(Exercise task)
Scan the lines below; pull out those with "ffffff".

::::::::

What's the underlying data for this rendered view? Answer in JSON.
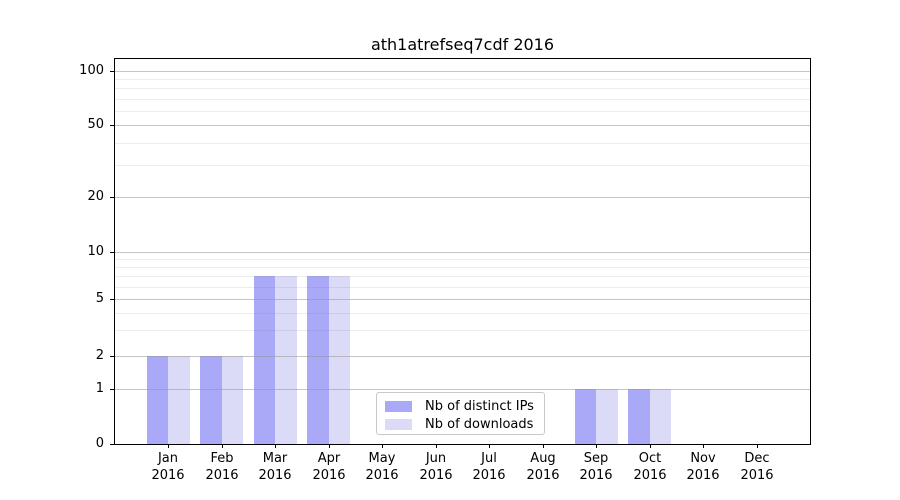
{
  "chart_data": {
    "type": "bar",
    "title": "ath1atrefseq7cdf 2016",
    "year": "2016",
    "months": [
      "Jan",
      "Feb",
      "Mar",
      "Apr",
      "May",
      "Jun",
      "Jul",
      "Aug",
      "Sep",
      "Oct",
      "Nov",
      "Dec"
    ],
    "series": [
      {
        "name": "Nb of distinct IPs",
        "color": "#a9a9f8",
        "values": [
          2,
          2,
          7,
          7,
          0,
          0,
          0,
          0,
          1,
          1,
          0,
          0
        ]
      },
      {
        "name": "Nb of downloads",
        "color": "#dbdbf8",
        "values": [
          2,
          2,
          7,
          7,
          0,
          0,
          0,
          0,
          1,
          1,
          0,
          0
        ]
      }
    ],
    "y_axis": {
      "scale": "log-like",
      "major_ticks": [
        0,
        1,
        2,
        5,
        10,
        20,
        50,
        100
      ],
      "minor_ticks": [
        3,
        4,
        6,
        7,
        8,
        9,
        30,
        40,
        60,
        70,
        80,
        90
      ],
      "ylim": [
        0,
        120
      ]
    },
    "x_axis": {
      "tick_label_format": "month over year, two lines"
    },
    "legend": {
      "position": "lower center",
      "entries": [
        "Nb of distinct IPs",
        "Nb of downloads"
      ]
    },
    "colors": {
      "bar_distinct_ips": "#a9a9f8",
      "bar_downloads": "#dbdbf8",
      "major_grid": "#c6c6c6",
      "minor_grid": "#ececec",
      "spine": "#000000",
      "legend_border": "#c9c9c9",
      "background": "#ffffff",
      "text": "#000000"
    }
  }
}
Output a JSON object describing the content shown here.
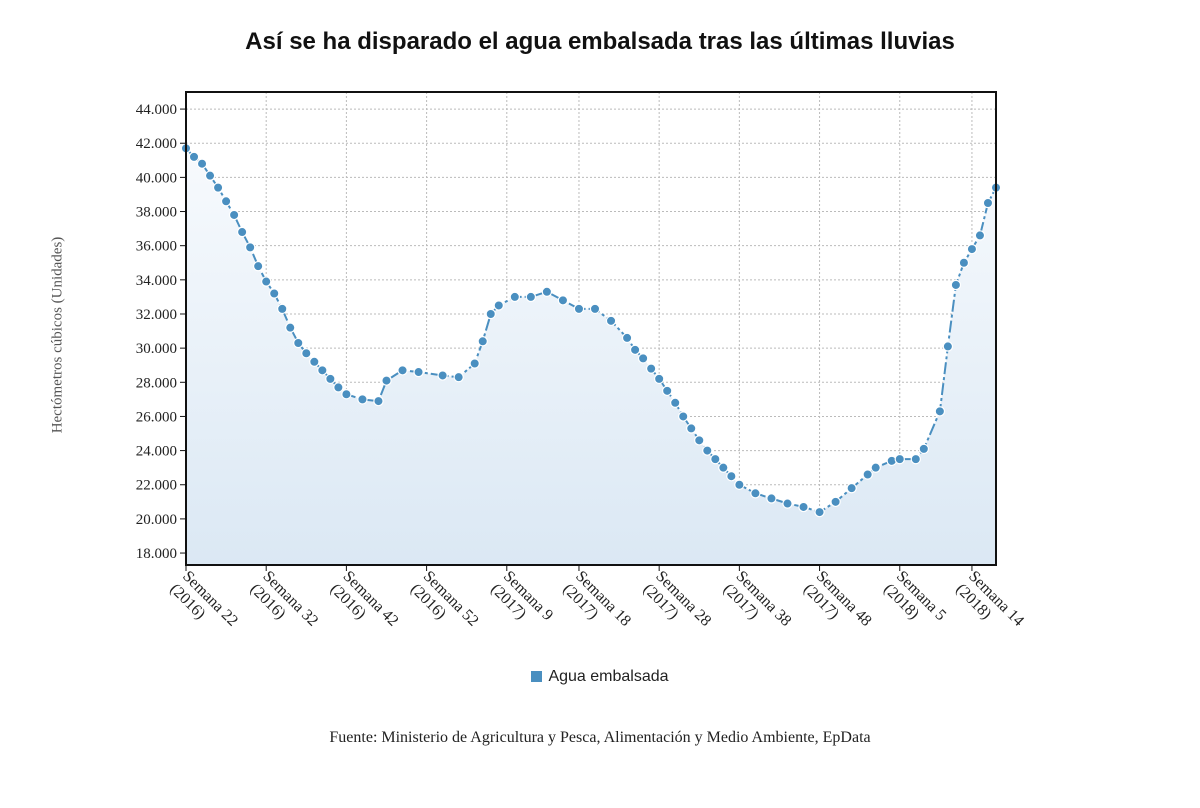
{
  "chart_data": {
    "type": "line",
    "title": "Así se ha disparado el agua embalsada tras las últimas lluvias",
    "ylabel": "Hectómetros cúbicos (Unidades)",
    "xlabel": "",
    "ylim": [
      17300,
      45000
    ],
    "yticks": [
      "18.000",
      "20.000",
      "22.000",
      "24.000",
      "26.000",
      "28.000",
      "30.000",
      "32.000",
      "34.000",
      "36.000",
      "38.000",
      "40.000",
      "42.000",
      "44.000"
    ],
    "ytick_values": [
      18000,
      20000,
      22000,
      24000,
      26000,
      28000,
      30000,
      32000,
      34000,
      36000,
      38000,
      40000,
      42000,
      44000
    ],
    "xticks": [
      {
        "line1": "Semana 22",
        "line2": "(2016)",
        "week_index": 0
      },
      {
        "line1": "Semana 32",
        "line2": "(2016)",
        "week_index": 10
      },
      {
        "line1": "Semana 42",
        "line2": "(2016)",
        "week_index": 20
      },
      {
        "line1": "Semana 52",
        "line2": "(2016)",
        "week_index": 30
      },
      {
        "line1": "Semana 9",
        "line2": "(2017)",
        "week_index": 40
      },
      {
        "line1": "Semana 18",
        "line2": "(2017)",
        "week_index": 49
      },
      {
        "line1": "Semana 28",
        "line2": "(2017)",
        "week_index": 59
      },
      {
        "line1": "Semana 38",
        "line2": "(2017)",
        "week_index": 69
      },
      {
        "line1": "Semana 48",
        "line2": "(2017)",
        "week_index": 79
      },
      {
        "line1": "Semana 5",
        "line2": "(2018)",
        "week_index": 89
      },
      {
        "line1": "Semana 14",
        "line2": "(2018)",
        "week_index": 98
      }
    ],
    "grid": true,
    "legend_position": "bottom",
    "series": [
      {
        "name": "Agua embalsada",
        "color": "#4a8fc0",
        "points": [
          [
            0,
            41700
          ],
          [
            1,
            41200
          ],
          [
            2,
            40800
          ],
          [
            3,
            40100
          ],
          [
            4,
            39400
          ],
          [
            5,
            38600
          ],
          [
            6,
            37800
          ],
          [
            7,
            36800
          ],
          [
            8,
            35900
          ],
          [
            9,
            34800
          ],
          [
            10,
            33900
          ],
          [
            11,
            33200
          ],
          [
            12,
            32300
          ],
          [
            13,
            31200
          ],
          [
            14,
            30300
          ],
          [
            15,
            29700
          ],
          [
            16,
            29200
          ],
          [
            17,
            28700
          ],
          [
            18,
            28200
          ],
          [
            19,
            27700
          ],
          [
            20,
            27300
          ],
          [
            22,
            27000
          ],
          [
            24,
            26900
          ],
          [
            25,
            28100
          ],
          [
            27,
            28700
          ],
          [
            29,
            28600
          ],
          [
            32,
            28400
          ],
          [
            34,
            28300
          ],
          [
            36,
            29100
          ],
          [
            37,
            30400
          ],
          [
            38,
            32000
          ],
          [
            39,
            32500
          ],
          [
            41,
            33000
          ],
          [
            43,
            33000
          ],
          [
            45,
            33300
          ],
          [
            47,
            32800
          ],
          [
            49,
            32300
          ],
          [
            51,
            32300
          ],
          [
            53,
            31600
          ],
          [
            55,
            30600
          ],
          [
            56,
            29900
          ],
          [
            57,
            29400
          ],
          [
            58,
            28800
          ],
          [
            59,
            28200
          ],
          [
            60,
            27500
          ],
          [
            61,
            26800
          ],
          [
            62,
            26000
          ],
          [
            63,
            25300
          ],
          [
            64,
            24600
          ],
          [
            65,
            24000
          ],
          [
            66,
            23500
          ],
          [
            67,
            23000
          ],
          [
            68,
            22500
          ],
          [
            69,
            22000
          ],
          [
            71,
            21500
          ],
          [
            73,
            21200
          ],
          [
            75,
            20900
          ],
          [
            77,
            20700
          ],
          [
            79,
            20400
          ],
          [
            81,
            21000
          ],
          [
            83,
            21800
          ],
          [
            85,
            22600
          ],
          [
            86,
            23000
          ],
          [
            88,
            23400
          ],
          [
            89,
            23500
          ],
          [
            91,
            23500
          ],
          [
            92,
            24100
          ],
          [
            94,
            26300
          ],
          [
            95,
            30100
          ],
          [
            96,
            33700
          ],
          [
            97,
            35000
          ],
          [
            98,
            35800
          ],
          [
            99,
            36600
          ],
          [
            100,
            38500
          ],
          [
            101,
            39400
          ]
        ]
      }
    ],
    "source": "Fuente: Ministerio de Agricultura y Pesca, Alimentación y Medio Ambiente, EpData"
  }
}
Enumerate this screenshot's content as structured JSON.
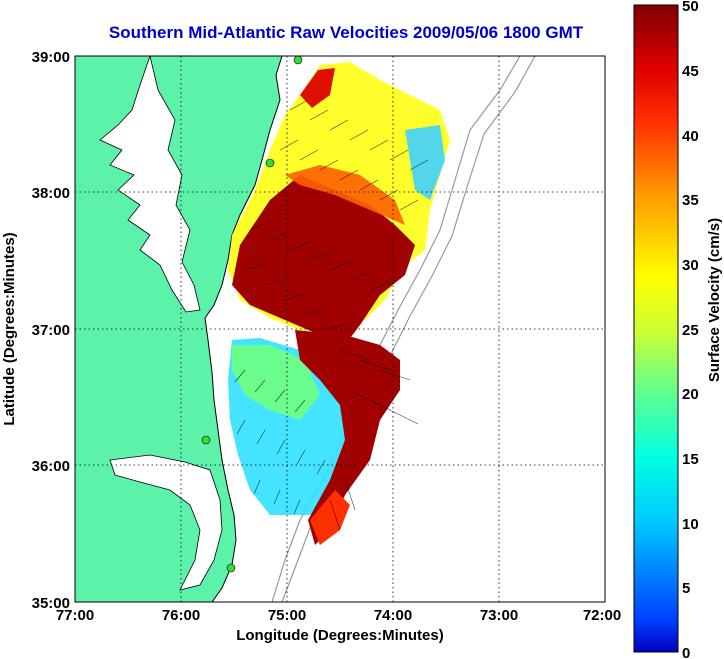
{
  "title": "Southern Mid-Atlantic Raw Velocities 2009/05/06 1800 GMT",
  "xlabel": "Longitude (Degrees:Minutes)",
  "ylabel": "Latitude (Degrees:Minutes)",
  "x_ticks": [
    "77:00",
    "76:00",
    "75:00",
    "74:00",
    "73:00",
    "72:00"
  ],
  "y_ticks": [
    "39:00",
    "38:00",
    "37:00",
    "36:00",
    "35:00"
  ],
  "colorbar": {
    "label": "Surface Velocity (cm/s)",
    "ticks": [
      "0",
      "5",
      "10",
      "15",
      "20",
      "25",
      "30",
      "35",
      "40",
      "45",
      "50"
    ],
    "range": [
      0,
      50
    ],
    "colormap": "jet"
  },
  "map": {
    "lon_range": [
      -77,
      -72
    ],
    "lat_range": [
      35,
      39
    ],
    "grid": true,
    "land_color": "#5cf2aa",
    "water_color": "#ffffff",
    "site_marker_color": "#33dd33"
  }
}
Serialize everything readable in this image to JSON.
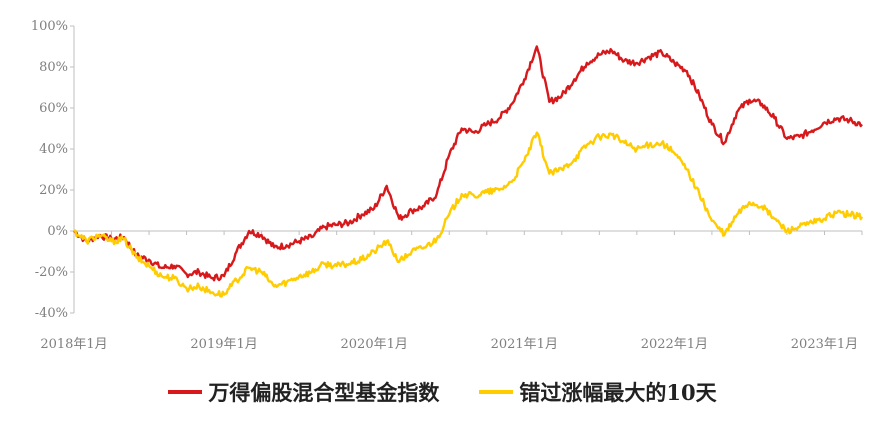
{
  "chart_data": {
    "type": "line",
    "title": "",
    "xlabel": "",
    "ylabel": "",
    "ylim": [
      -40,
      100
    ],
    "y_ticks": [
      -40,
      -20,
      0,
      20,
      40,
      60,
      80,
      100
    ],
    "y_tick_labels": [
      "-40%",
      "-20%",
      "0%",
      "20%",
      "40%",
      "60%",
      "80%",
      "100%"
    ],
    "x_tick_values": [
      "2018-01",
      "2019-01",
      "2020-01",
      "2021-01",
      "2022-01",
      "2023-01"
    ],
    "x_tick_labels": [
      "2018年1月",
      "2019年1月",
      "2020年1月",
      "2021年1月",
      "2022年1月",
      "2023年1月"
    ],
    "xlim": [
      "2018-01",
      "2023-04"
    ],
    "grid": false,
    "legend_position": "bottom",
    "series": [
      {
        "name": "万得偏股混合型基金指数",
        "color": "#d7191c",
        "points": [
          [
            "2018-01",
            0
          ],
          [
            "2018-02",
            -5
          ],
          [
            "2018-03",
            -2
          ],
          [
            "2018-04",
            -4
          ],
          [
            "2018-05",
            -3
          ],
          [
            "2018-06",
            -12
          ],
          [
            "2018-07",
            -14
          ],
          [
            "2018-08",
            -18
          ],
          [
            "2018-09",
            -17
          ],
          [
            "2018-10",
            -21
          ],
          [
            "2018-11",
            -20
          ],
          [
            "2018-12",
            -23
          ],
          [
            "2019-01",
            -22
          ],
          [
            "2019-02",
            -10
          ],
          [
            "2019-03",
            0
          ],
          [
            "2019-04",
            -2
          ],
          [
            "2019-05",
            -8
          ],
          [
            "2019-06",
            -7
          ],
          [
            "2019-07",
            -5
          ],
          [
            "2019-08",
            -3
          ],
          [
            "2019-09",
            2
          ],
          [
            "2019-10",
            3
          ],
          [
            "2019-11",
            4
          ],
          [
            "2019-12",
            8
          ],
          [
            "2020-01",
            11
          ],
          [
            "2020-02",
            22
          ],
          [
            "2020-03",
            6
          ],
          [
            "2020-04",
            10
          ],
          [
            "2020-05",
            12
          ],
          [
            "2020-06",
            18
          ],
          [
            "2020-07",
            37
          ],
          [
            "2020-08",
            50
          ],
          [
            "2020-09",
            48
          ],
          [
            "2020-10",
            52
          ],
          [
            "2020-11",
            55
          ],
          [
            "2020-12",
            62
          ],
          [
            "2021-01",
            74
          ],
          [
            "2021-02",
            90
          ],
          [
            "2021-03",
            63
          ],
          [
            "2021-04",
            66
          ],
          [
            "2021-05",
            74
          ],
          [
            "2021-06",
            82
          ],
          [
            "2021-07",
            86
          ],
          [
            "2021-08",
            88
          ],
          [
            "2021-09",
            83
          ],
          [
            "2021-10",
            82
          ],
          [
            "2021-11",
            85
          ],
          [
            "2021-12",
            87
          ],
          [
            "2022-01",
            82
          ],
          [
            "2022-02",
            78
          ],
          [
            "2022-03",
            66
          ],
          [
            "2022-04",
            52
          ],
          [
            "2022-05",
            43
          ],
          [
            "2022-06",
            58
          ],
          [
            "2022-07",
            64
          ],
          [
            "2022-08",
            62
          ],
          [
            "2022-09",
            55
          ],
          [
            "2022-10",
            45
          ],
          [
            "2022-11",
            46
          ],
          [
            "2022-12",
            49
          ],
          [
            "2023-01",
            53
          ],
          [
            "2023-02",
            55
          ],
          [
            "2023-03",
            54
          ],
          [
            "2023-04",
            52
          ]
        ]
      },
      {
        "name": "错过涨幅最大的10天",
        "color": "#ffcc00",
        "points": [
          [
            "2018-01",
            0
          ],
          [
            "2018-02",
            -5
          ],
          [
            "2018-03",
            -2
          ],
          [
            "2018-04",
            -5
          ],
          [
            "2018-05",
            -4
          ],
          [
            "2018-06",
            -13
          ],
          [
            "2018-07",
            -17
          ],
          [
            "2018-08",
            -22
          ],
          [
            "2018-09",
            -23
          ],
          [
            "2018-10",
            -28
          ],
          [
            "2018-11",
            -27
          ],
          [
            "2018-12",
            -30
          ],
          [
            "2019-01",
            -31
          ],
          [
            "2019-02",
            -24
          ],
          [
            "2019-03",
            -18
          ],
          [
            "2019-04",
            -20
          ],
          [
            "2019-05",
            -27
          ],
          [
            "2019-06",
            -25
          ],
          [
            "2019-07",
            -22
          ],
          [
            "2019-08",
            -20
          ],
          [
            "2019-09",
            -16
          ],
          [
            "2019-10",
            -17
          ],
          [
            "2019-11",
            -16
          ],
          [
            "2019-12",
            -14
          ],
          [
            "2020-01",
            -10
          ],
          [
            "2020-02",
            -5
          ],
          [
            "2020-03",
            -15
          ],
          [
            "2020-04",
            -10
          ],
          [
            "2020-05",
            -8
          ],
          [
            "2020-06",
            -4
          ],
          [
            "2020-07",
            8
          ],
          [
            "2020-08",
            18
          ],
          [
            "2020-09",
            17
          ],
          [
            "2020-10",
            19
          ],
          [
            "2020-11",
            20
          ],
          [
            "2020-12",
            24
          ],
          [
            "2021-01",
            34
          ],
          [
            "2021-02",
            48
          ],
          [
            "2021-03",
            28
          ],
          [
            "2021-04",
            30
          ],
          [
            "2021-05",
            35
          ],
          [
            "2021-06",
            42
          ],
          [
            "2021-07",
            46
          ],
          [
            "2021-08",
            47
          ],
          [
            "2021-09",
            43
          ],
          [
            "2021-10",
            40
          ],
          [
            "2021-11",
            42
          ],
          [
            "2021-12",
            43
          ],
          [
            "2022-01",
            38
          ],
          [
            "2022-02",
            30
          ],
          [
            "2022-03",
            18
          ],
          [
            "2022-04",
            5
          ],
          [
            "2022-05",
            -2
          ],
          [
            "2022-06",
            8
          ],
          [
            "2022-07",
            14
          ],
          [
            "2022-08",
            12
          ],
          [
            "2022-09",
            6
          ],
          [
            "2022-10",
            0
          ],
          [
            "2022-11",
            2
          ],
          [
            "2022-12",
            4
          ],
          [
            "2023-01",
            6
          ],
          [
            "2023-02",
            9
          ],
          [
            "2023-03",
            8
          ],
          [
            "2023-04",
            7
          ]
        ]
      }
    ]
  }
}
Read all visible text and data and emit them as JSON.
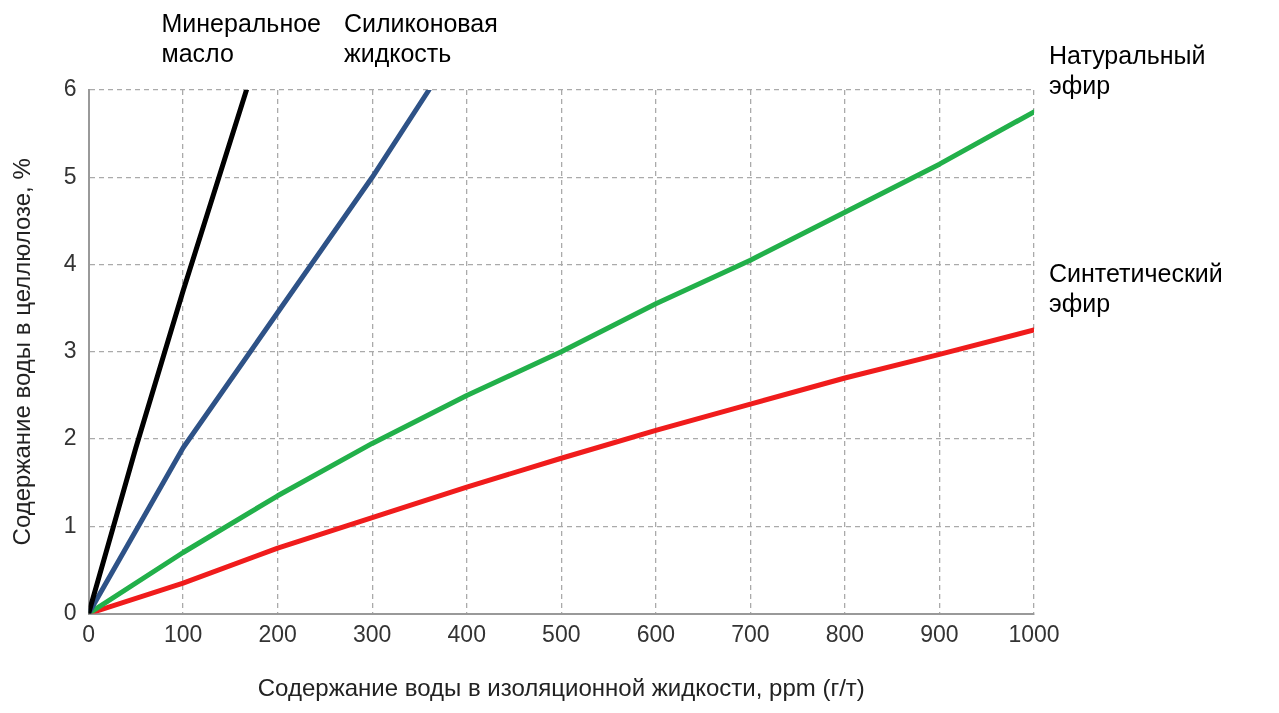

::::::::

(Exercise answer)
      "background": "#ffffff",
    "water_color": "#ffffff",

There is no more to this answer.